* start *

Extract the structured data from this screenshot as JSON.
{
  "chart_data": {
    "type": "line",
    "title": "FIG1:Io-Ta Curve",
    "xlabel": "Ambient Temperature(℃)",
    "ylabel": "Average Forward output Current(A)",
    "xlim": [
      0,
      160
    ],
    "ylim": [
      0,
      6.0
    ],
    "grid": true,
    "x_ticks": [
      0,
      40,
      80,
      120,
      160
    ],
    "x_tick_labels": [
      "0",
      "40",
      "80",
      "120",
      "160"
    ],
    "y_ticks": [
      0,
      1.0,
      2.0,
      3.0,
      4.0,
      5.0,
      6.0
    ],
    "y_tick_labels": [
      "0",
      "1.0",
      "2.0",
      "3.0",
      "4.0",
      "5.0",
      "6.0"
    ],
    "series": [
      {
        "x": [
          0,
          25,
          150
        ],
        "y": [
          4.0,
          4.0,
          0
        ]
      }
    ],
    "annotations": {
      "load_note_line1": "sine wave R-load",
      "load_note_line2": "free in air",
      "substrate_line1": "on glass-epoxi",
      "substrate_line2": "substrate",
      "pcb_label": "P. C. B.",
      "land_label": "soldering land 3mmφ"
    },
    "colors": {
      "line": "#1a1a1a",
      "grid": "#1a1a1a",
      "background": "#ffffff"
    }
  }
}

* end *

● Instruction: The entries above must be returned in full, exactly as shown.

● The output:
Extract the structured data from this screenshot as JSON.
{
  "chart_data": {
    "type": "line",
    "title": "FIG1:Io-Ta Curve",
    "xlabel": "Ambient Temperature(℃)",
    "ylabel": "Average Forward output Current(A)",
    "xlim": [
      0,
      160
    ],
    "ylim": [
      0,
      6.0
    ],
    "grid": true,
    "x_ticks": [
      0,
      40,
      80,
      120,
      160
    ],
    "x_tick_labels": [
      "0",
      "40",
      "80",
      "120",
      "160"
    ],
    "y_ticks": [
      0,
      1.0,
      2.0,
      3.0,
      4.0,
      5.0,
      6.0
    ],
    "y_tick_labels": [
      "0",
      "1.0",
      "2.0",
      "3.0",
      "4.0",
      "5.0",
      "6.0"
    ],
    "series": [
      {
        "x": [
          0,
          25,
          150
        ],
        "y": [
          4.0,
          4.0,
          0
        ]
      }
    ],
    "annotations": {
      "load_note_line1": "sine wave R-load",
      "load_note_line2": "free in air",
      "substrate_line1": "on glass-epoxi",
      "substrate_line2": "substrate",
      "pcb_label": "P. C. B.",
      "land_label": "soldering land 3mmφ"
    },
    "colors": {
      "line": "#1a1a1a",
      "grid": "#1a1a1a",
      "background": "#ffffff"
    }
  }
}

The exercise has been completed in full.